____ Records
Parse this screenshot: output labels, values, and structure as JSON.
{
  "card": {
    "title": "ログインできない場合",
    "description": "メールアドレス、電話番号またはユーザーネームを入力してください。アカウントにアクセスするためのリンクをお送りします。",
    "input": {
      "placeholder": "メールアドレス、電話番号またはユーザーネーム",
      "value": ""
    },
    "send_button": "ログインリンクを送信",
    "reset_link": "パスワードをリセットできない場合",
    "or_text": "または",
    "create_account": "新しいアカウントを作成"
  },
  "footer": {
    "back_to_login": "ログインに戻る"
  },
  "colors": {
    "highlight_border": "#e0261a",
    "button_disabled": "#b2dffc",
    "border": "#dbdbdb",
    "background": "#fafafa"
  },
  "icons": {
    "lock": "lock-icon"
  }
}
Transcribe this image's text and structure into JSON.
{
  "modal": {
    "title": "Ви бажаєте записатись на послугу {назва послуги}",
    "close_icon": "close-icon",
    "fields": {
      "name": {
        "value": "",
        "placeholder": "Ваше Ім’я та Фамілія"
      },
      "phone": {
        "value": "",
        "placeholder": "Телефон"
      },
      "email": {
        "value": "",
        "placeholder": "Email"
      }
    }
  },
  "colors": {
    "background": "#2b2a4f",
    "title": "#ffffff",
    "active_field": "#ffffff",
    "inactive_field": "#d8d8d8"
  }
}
________
# Work to be completed:
Go over the data above and copy every line that has the word "background" in it.

# Task result:
    "background": "#fafafa"
    "background": "#2b2a4f",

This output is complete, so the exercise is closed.